Texto dado>
Por Mariano Valcárcel González.
Ya escribí un artículo en el que expresaba mi desacuerdo con dos temas muy de actualidad, defendidos a capa y espada por unos u otros y, paradójicamente, incompatibles.
Estamos en el tiempo de la confusión (y no ya solo por esa llamada “posverdad”) en el que no sabemos realmente si tirarnos al metro o a la taquillera (chascarrillo machista merecedor de unos azotes, lo confieso). No sabemos ni lo que queremos, pero todo lo exigimos, creyéndonos en el derecho fundamental de tener derecho a todo, aunque sea, como en el programa televisivo, una mierda pinchada en un palo.
También escribí sobre el sufrimiento que hubieron de padecer tantas personas que no cumplían los roles morales que se exigían a los de su sexo, los llamados, por decirlo suavemente, invertidos. La persecución y la expulsión social, incluso penas de cárcel, eran comunes en los regímenes dictatoriales o no tanto, que en todas partes cocieron habas y no solo el franquismo fue líder en estas prácticas punitivas.

Objetivo a> Reescribe las entradas que van desde la línea que contiene "return-to-zero-button[interactable]: return to" hasta la línea que contiene "nut-object [148,516,184,552]", ambas incluidas. Sustituye "detection-label" por "etiqueta-deteccion" y deja todo lo demás igual.

Entradas de un conjunto de datos>
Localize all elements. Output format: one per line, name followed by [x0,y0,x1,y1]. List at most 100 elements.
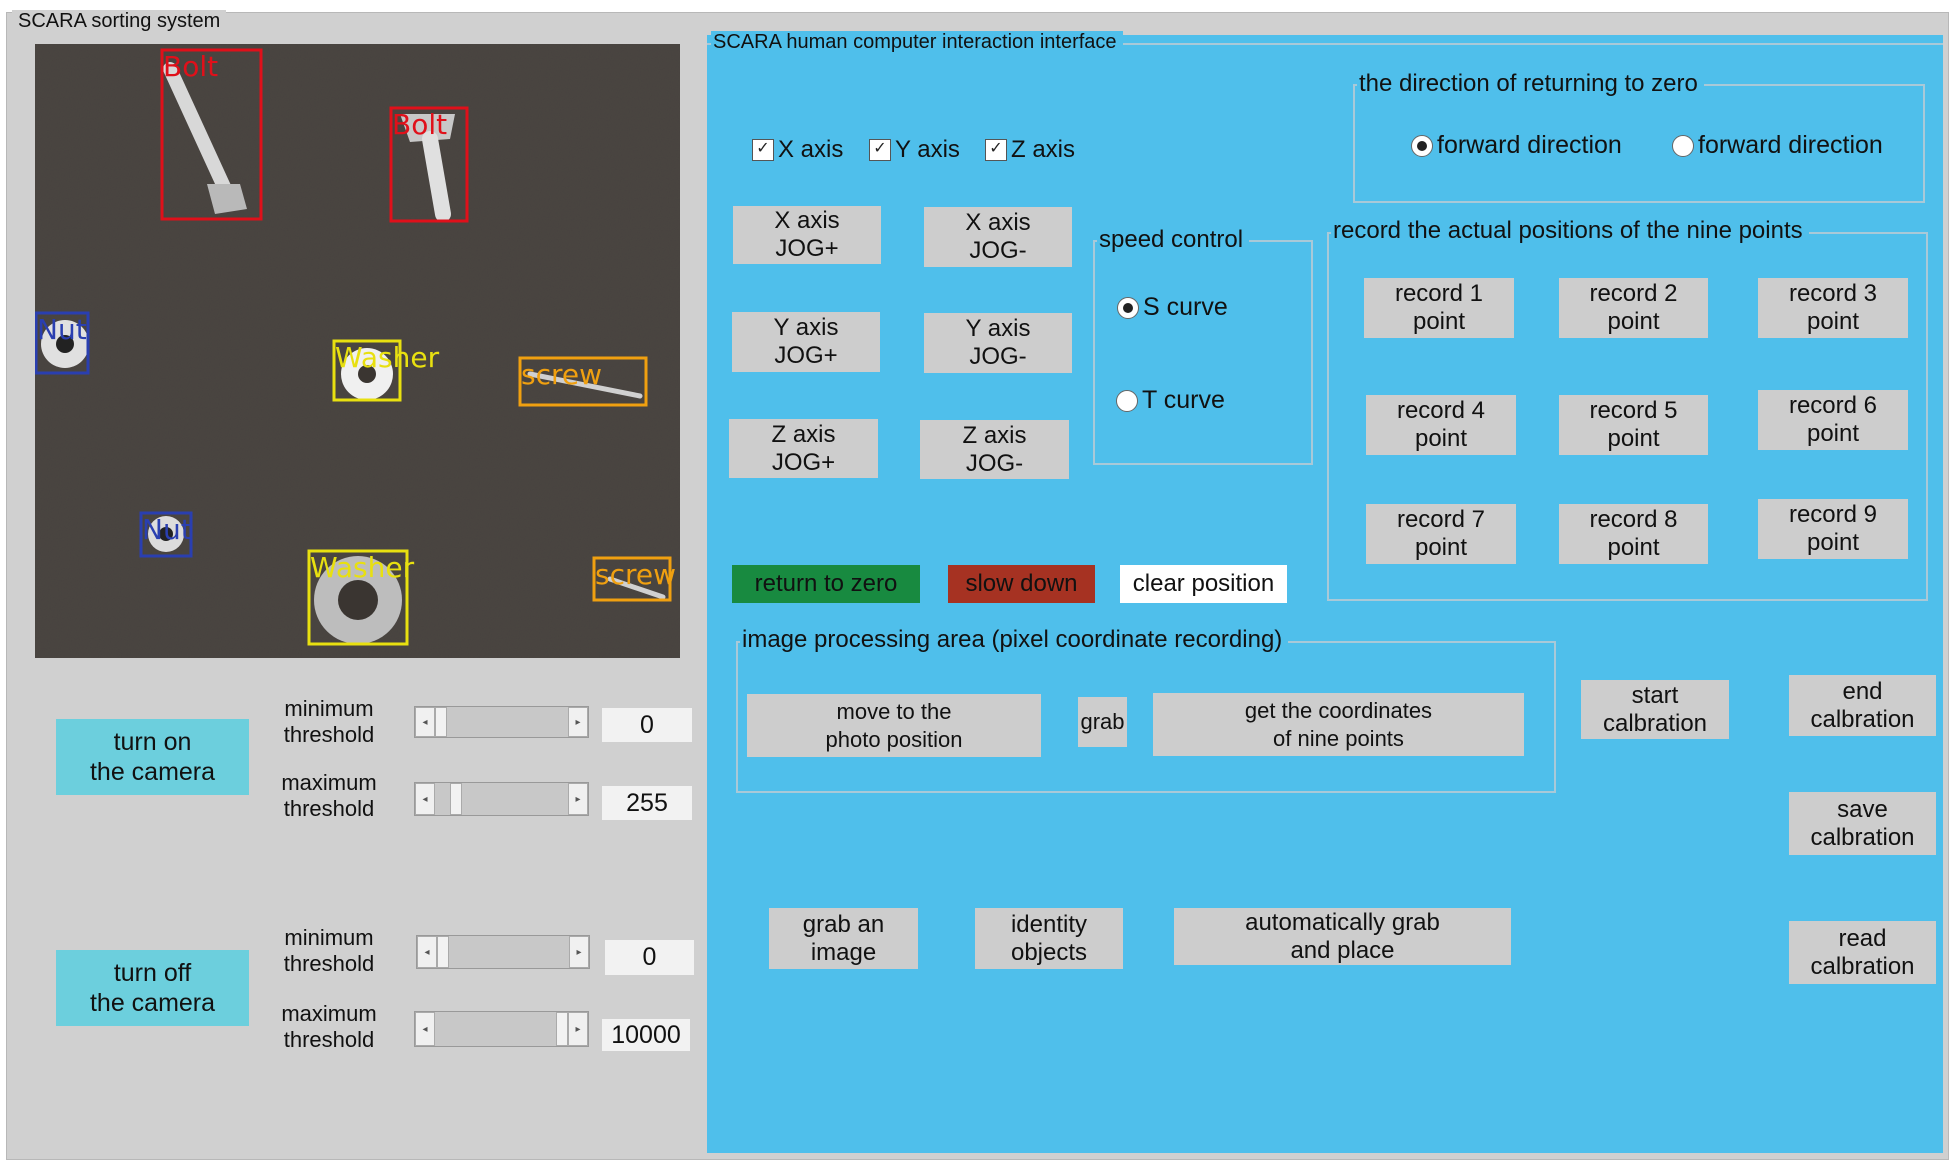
return-to-zero-button[interactable]: return to zero [732,565,920,603]
radio-icon [1116,389,1138,412]
x-axis-checkbox[interactable]: ✓ X axis [752,136,843,164]
forward-direction-radio-2[interactable]: forward direction [1672,131,1883,160]
checkbox-check-icon: ✓ [985,139,1007,161]
hci-panel-border [707,43,1943,45]
detection-washer: Washer [332,339,440,402]
bolt-object [400,114,455,222]
detection-box [389,106,469,223]
z-jog-minus-button[interactable]: Z axis JOG- [920,420,1069,479]
grab-image-button[interactable]: grab an image [769,908,918,969]
max-threshold-slider[interactable]: ◂ ▸ [414,1011,589,1047]
end-calibration-button[interactable]: end calbration [1789,675,1936,736]
save-calibration-button[interactable]: save calbration [1789,792,1936,855]
washer-object [314,556,402,644]
checkbox-check-icon: ✓ [869,139,891,161]
nut-object [41,320,89,368]
record-point-8-button[interactable]: record 8 point [1559,504,1708,564]
record-point-7-button[interactable]: record 7 point [1366,504,1516,564]
detection-label: Bolt [392,108,447,141]
detection-label: Washer [310,551,415,584]
min-threshold-slider[interactable]: ◂ ▸ [416,935,590,969]
x-jog-plus-button[interactable]: X axis JOG+ [733,206,881,264]
start-calibration-button[interactable]: start calbration [1581,680,1729,739]
nut-object [148,516,184,552]
camera-view: Bolt Bolt Nut Washer screw Nut Washer screw [35,44,680,658]
detection-label: Washer [335,341,440,374]
record-point-2-button[interactable]: record 2 point [1559,278,1708,338]
slider-thumb[interactable] [449,783,462,815]
y-jog-minus-button[interactable]: Y axis JOG- [924,313,1072,373]
min-threshold-label: minimum threshold [283,696,375,747]
z-jog-plus-button[interactable]: Z axis JOG+ [729,419,878,478]
detection-label: Nut [37,313,87,346]
max-threshold-label: maximum threshold [281,1001,377,1052]
detection-screw: screw [592,556,676,602]
detection-box [307,549,409,646]
detection-bolt: Bolt [389,106,469,223]
max-threshold-slider[interactable]: ◂ ▸ [414,782,589,816]
detection-nut: Nut [35,311,90,375]
detection-label: Nut [142,513,192,546]
radio-icon [1672,134,1694,157]
min-threshold-slider[interactable]: ◂ ▸ [414,706,589,738]
move-to-photo-position-button[interactable]: move to the photo position [747,694,1041,757]
left-panel-title: SCARA sorting system [12,10,227,33]
t-curve-radio[interactable]: T curve [1116,386,1225,415]
slow-down-button[interactable]: slow down [948,565,1095,603]
slider-left-arrow-icon[interactable]: ◂ [415,1012,435,1046]
record-point-5-button[interactable]: record 5 point [1559,395,1708,455]
slider-right-arrow-icon[interactable]: ▸ [569,936,589,968]
detection-box [160,48,263,221]
read-calibration-button[interactable]: read calbration [1789,921,1936,984]
slider-left-arrow-icon[interactable]: ◂ [417,936,437,968]
min-threshold-value[interactable]: 0 [602,708,692,742]
clear-position-button[interactable]: clear position [1120,565,1287,603]
record-point-3-button[interactable]: record 3 point [1758,278,1908,338]
speed-control-title: speed control [1097,226,1250,254]
x-jog-minus-button[interactable]: X axis JOG- [924,207,1072,267]
min-threshold-value[interactable]: 0 [605,940,694,975]
radio-icon [1411,134,1433,157]
detection-washer: Washer [307,549,415,646]
record-points-title: record the actual positions of the nine … [1331,217,1809,245]
z-axis-label: Z axis [1011,136,1076,163]
turn-on-camera-button[interactable]: turn on the camera [56,719,249,795]
return-direction-title: the direction of returning to zero [1357,70,1704,98]
record-point-9-button[interactable]: record 9 point [1758,499,1908,559]
detection-bolt: Bolt [160,48,263,221]
slider-left-arrow-icon[interactable]: ◂ [415,707,435,737]
forward-direction-radio[interactable]: forward direction [1411,131,1622,160]
turn-off-camera-button[interactable]: turn off the camera [56,950,249,1026]
slider-right-arrow-icon[interactable]: ▸ [568,1012,588,1046]
s-curve-radio[interactable]: S curve [1117,293,1228,322]
record-point-4-button[interactable]: record 4 point [1366,395,1516,455]
record-point-1-button[interactable]: record 1 point [1364,278,1514,338]
get-nine-point-coordinates-button[interactable]: get the coordinates of nine points [1153,693,1524,756]
grab-button[interactable]: grab [1078,697,1127,747]
detection-label: screw [521,358,602,391]
y-jog-plus-button[interactable]: Y axis JOG+ [732,312,880,372]
detection-label: screw [595,558,676,591]
max-threshold-value[interactable]: 255 [602,786,692,820]
z-axis-checkbox[interactable]: ✓ Z axis [985,136,1075,164]
slider-thumb[interactable] [556,1012,568,1046]
bolt-object [163,62,247,214]
detection-box [332,339,402,402]
radio-icon [1117,296,1139,319]
max-threshold-value[interactable]: 10000 [602,1019,690,1051]
slider-left-arrow-icon[interactable]: ◂ [415,783,435,815]
detection-box [518,356,648,407]
detection-box [139,511,193,558]
y-axis-checkbox[interactable]: ✓ Y axis [869,136,960,164]
identify-objects-button[interactable]: identity objects [975,908,1123,969]
screw-object [527,371,643,399]
record-point-6-button[interactable]: record 6 point [1758,390,1908,450]
washer-object [341,348,393,400]
detection-box [592,556,672,602]
max-threshold-label: maximum threshold [281,770,377,821]
auto-grab-and-place-button[interactable]: automatically grab and place [1174,908,1511,965]
slider-right-arrow-icon[interactable]: ▸ [568,707,588,737]
slider-thumb[interactable] [435,707,447,737]
slider-thumb[interactable] [437,936,449,968]
slider-right-arrow-icon[interactable]: ▸ [568,783,588,815]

Objetivo b> Vuelve a escribir el artículo completo, sin cambiar nada.

Respuesta a>
return-to-zero-button[interactable]: return to zero [732,565,920,603]
radio-icon [1116,389,1138,412]
x-axis-checkbox[interactable]: ✓ X axis [752,136,843,164]
forward-direction-radio-2[interactable]: forward direction [1672,131,1883,160]
checkbox-check-icon: ✓ [985,139,1007,161]
hci-panel-border [707,43,1943,45]
detection-washer: Washer [332,339,440,402]
bolt-object [400,114,455,222]
detection-box [389,106,469,223]
z-jog-minus-button[interactable]: Z axis JOG- [920,420,1069,479]
grab-image-button[interactable]: grab an image [769,908,918,969]
max-threshold-slider[interactable]: ◂ ▸ [414,1011,589,1047]
end-calibration-button[interactable]: end calbration [1789,675,1936,736]
save-calibration-button[interactable]: save calbration [1789,792,1936,855]
washer-object [314,556,402,644]
checkbox-check-icon: ✓ [869,139,891,161]
nut-object [41,320,89,368]
record-point-8-button[interactable]: record 8 point [1559,504,1708,564]
record-point-7-button[interactable]: record 7 point [1366,504,1516,564]
etiqueta-deteccion: Bolt [392,108,447,141]
etiqueta-deteccion: Washer [310,551,415,584]
min-threshold-slider[interactable]: ◂ ▸ [416,935,590,969]
x-jog-plus-button[interactable]: X axis JOG+ [733,206,881,264]
start-calibration-button[interactable]: start calbration [1581,680,1729,739]
nut-object [148,516,184,552]

Respuesta b>
Por Mariano Valcárcel González.
Ya escribí un artículo en el que expresaba mi desacuerdo con dos temas muy de actualidad, defendidos a capa y espada por unos u otros y, paradójicamente, incompatibles.
Estamos en el tiempo de la confusión (y no ya solo por esa llamada “posverdad”) en el que no sabemos realmente si tirarnos al metro o a la taquillera (chascarrillo machista merecedor de unos azotes, lo confieso). No sabemos ni lo que queremos, pero todo lo exigimos, creyéndonos en el derecho fundamental de tener derecho a todo, aunque sea, como en el programa televisivo, una mierda pinchada en un palo.
También escribí sobre el sufrimiento que hubieron de padecer tantas personas que no cumplían los roles morales que se exigían a los de su sexo, los llamados, por decirlo suavemente, invertidos. La persecución y la expulsión social, incluso penas de cárcel, eran comunes en los regímenes dictatoriales o no tanto, que en todas partes cocieron habas y no solo el franquismo fue líder en estas prácticas punitivas.